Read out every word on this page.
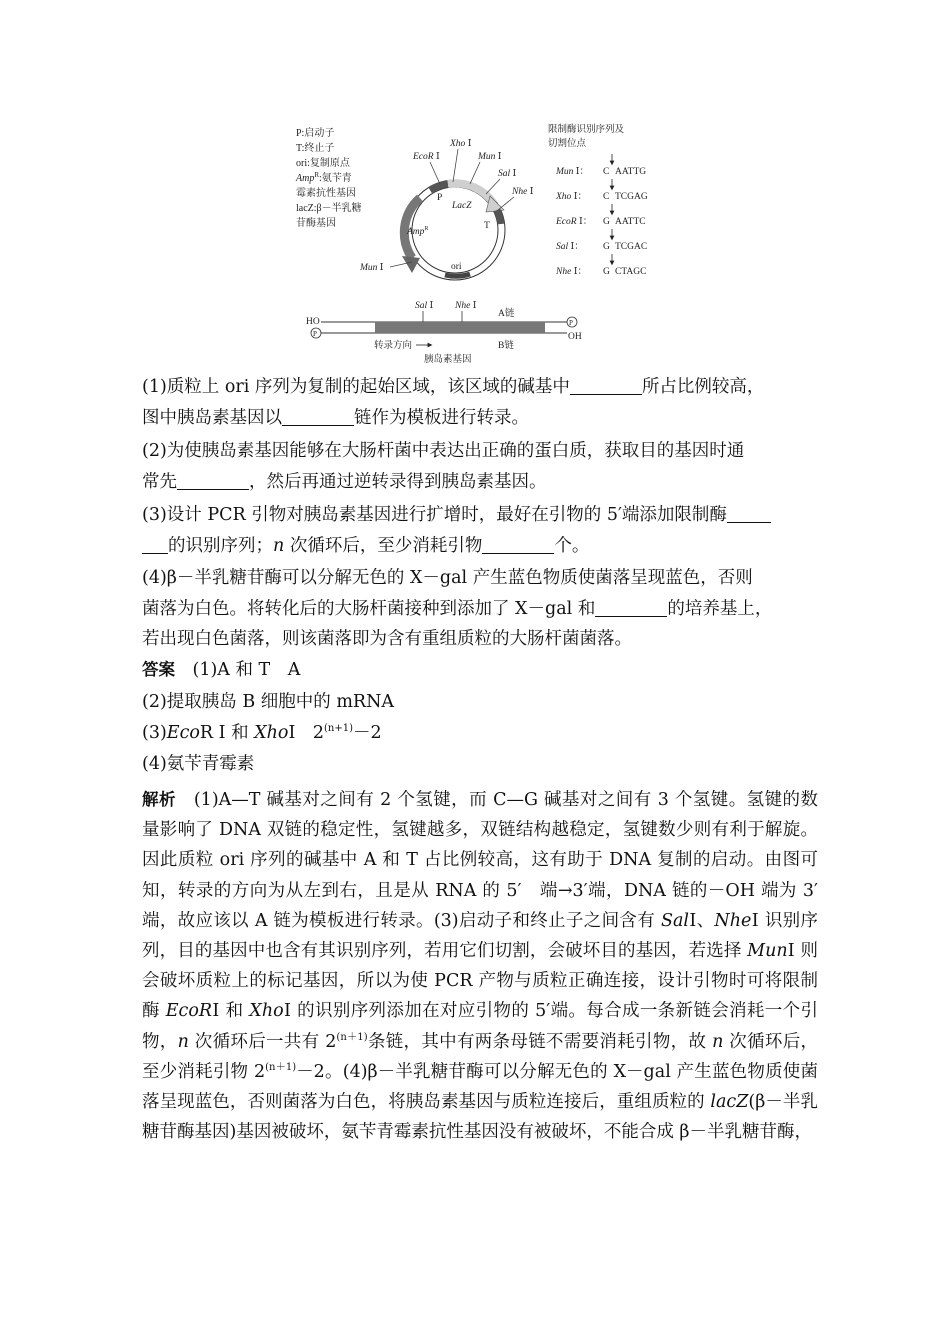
P:启动子
T:终止子
ori:复制原点
Amp$^R$:氨苄青
霉素抗性基因
lacZ:β－半乳糖
苷酶基因
Xho Ⅰ
Mun Ⅰ
EcoR Ⅰ
Sal Ⅰ
Nhe Ⅰ
P
LacZ
T
Amp$^R$
Mun Ⅰ	ori
限制酶识别序列及
切割位点
Mun Ⅰ： C AATTG
Xho Ⅰ： C TCGAG
EcoR Ⅰ： G AATTC
Sal Ⅰ： G TCGAC
Nhe Ⅰ： G CTAGC
Sal Ⅰ Nhe Ⅰ
A链
HO
P
P
OH
转录方向	B链
胰岛素基因

(1)质粒上 ori 序列为复制的起始区域，该区域的碱基中	所占比例较高，
图中胰岛素基因以	链作为模板进行转录。

(2)为使胰岛素基因能够在大肠杆菌中表达出正确的蛋白质，获取目的基因时通
常先	，然后再通过逆转录得到胰岛素基因。

(3)设计 PCR 引物对胰岛素基因进行扩增时，最好在引物的 5′端添加限制酶
的识别序列；n 次循环后，至少消耗引物	个。

(4)β－半乳糖苷酶可以分解无色的 X－gal 产生蓝色物质使菌落呈现蓝色，否则
菌落为白色。将转化后的大肠杆菌接种到添加了 X－gal 和	的培养基上，
若出现白色菌落，则该菌落即为含有重组质粒的大肠杆菌菌落。

答案　 (1)A 和 T　A

(2)提取胰岛 B 细胞中的 mRNA

(3)EcoR Ⅰ 和 XhoⅠ　$2^{(n+1)}-2$

(4)氨苄青霉素

解析　 (1)A—T 碱基对之间有 2 个氢键，而 C—G 碱基对之间有 3 个氢键。氢键的数量影响了 DNA 双链的稳定性，氢键越多，双链结构越稳定，氢键数少则有利于解旋。因此质粒 ori 序列的碱基中 A 和 T 占比例较高，这有助于 DNA 复制的启动。由图可知，转录的方向为从左到右，且是从 RNA 的 5′　端→3′端，DNA 链的－OH 端为 3′端，故应该以 A 链为模板进行转录。(3)启动子和终止子之间含有 SalⅠ、NheⅠ 识别序列，目的基因中也含有其识别序列，若用它们切割，会破坏目的基因，若选择 MunⅠ 则会破坏质粒上的标记基因，所以为使 PCR 产物与质粒正确连接，设计引物时可将限制酶 EcoRⅠ 和 XhoⅠ 的识别序列添加在对应引物的 5′端。每合成一条新链会消耗一个引物，n 次循环后一共有 $2^{(n+1)}$条链，其中有两条母链不需要消耗引物，故 n 次循环后，至少消耗引物 $2^{(n+1)}-2$。(4)β－半乳糖苷酶可以分解无色的 X－gal 产生蓝色物质使菌落呈现蓝色，否则菌落为白色，将胰岛素基因与质粒连接后，重组质粒的 lacZ(β－半乳糖苷酶基因)基因被破坏，氨苄青霉素抗性基因没有被破坏，不能合成 β－半乳糖苷酶，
━━━
• _Brief_
Although the entries contain pictures, reproduce only the rest, exactly as written.

• _Your response_
Read out every word on this page.
P:启动子
T:终止子
ori:复制原点
Amp$^R$:氨苄青
霉素抗性基因
lacZ:β－半乳糖
苷酶基因
Xho Ⅰ
Mun Ⅰ
EcoR Ⅰ
Sal Ⅰ
Nhe Ⅰ
P
LacZ
T
Amp$^R$
Mun Ⅰ	ori
限制酶识别序列及
切割位点
Mun Ⅰ： C AATTG
Xho Ⅰ： C TCGAG
EcoR Ⅰ： G AATTC
Sal Ⅰ： G TCGAC
Nhe Ⅰ： G CTAGC
Sal Ⅰ Nhe Ⅰ
A链
HO
P
P
OH
转录方向	B链
胰岛素基因

(1)质粒上 ori 序列为复制的起始区域，该区域的碱基中	所占比例较高，
图中胰岛素基因以	链作为模板进行转录。

(2)为使胰岛素基因能够在大肠杆菌中表达出正确的蛋白质，获取目的基因时通
常先	，然后再通过逆转录得到胰岛素基因。

(3)设计 PCR 引物对胰岛素基因进行扩增时，最好在引物的 5′端添加限制酶
的识别序列；n 次循环后，至少消耗引物	个。

(4)β－半乳糖苷酶可以分解无色的 X－gal 产生蓝色物质使菌落呈现蓝色，否则
菌落为白色。将转化后的大肠杆菌接种到添加了 X－gal 和	的培养基上，
若出现白色菌落，则该菌落即为含有重组质粒的大肠杆菌菌落。

答案　 (1)A 和 T　A

(2)提取胰岛 B 细胞中的 mRNA

(3)EcoR Ⅰ 和 XhoⅠ　$2^{(n+1)}-2$

(4)氨苄青霉素

解析　 (1)A—T 碱基对之间有 2 个氢键，而 C—G 碱基对之间有 3 个氢键。氢键的数量影响了 DNA 双链的稳定性，氢键越多，双链结构越稳定，氢键数少则有利于解旋。因此质粒 ori 序列的碱基中 A 和 T 占比例较高，这有助于 DNA 复制的启动。由图可知，转录的方向为从左到右，且是从 RNA 的 5′　端→3′端，DNA 链的－OH 端为 3′端，故应该以 A 链为模板进行转录。(3)启动子和终止子之间含有 SalⅠ、NheⅠ 识别序列，目的基因中也含有其识别序列，若用它们切割，会破坏目的基因，若选择 MunⅠ 则会破坏质粒上的标记基因，所以为使 PCR 产物与质粒正确连接，设计引物时可将限制酶 EcoRⅠ 和 XhoⅠ 的识别序列添加在对应引物的 5′端。每合成一条新链会消耗一个引物，n 次循环后一共有 $2^{(n+1)}$条链，其中有两条母链不需要消耗引物，故 n 次循环后，至少消耗引物 $2^{(n+1)}-2$。(4)β－半乳糖苷酶可以分解无色的 X－gal 产生蓝色物质使菌落呈现蓝色，否则菌落为白色，将胰岛素基因与质粒连接后，重组质粒的 lacZ(β－半乳糖苷酶基因)基因被破坏，氨苄青霉素抗性基因没有被破坏，不能合成 β－半乳糖苷酶，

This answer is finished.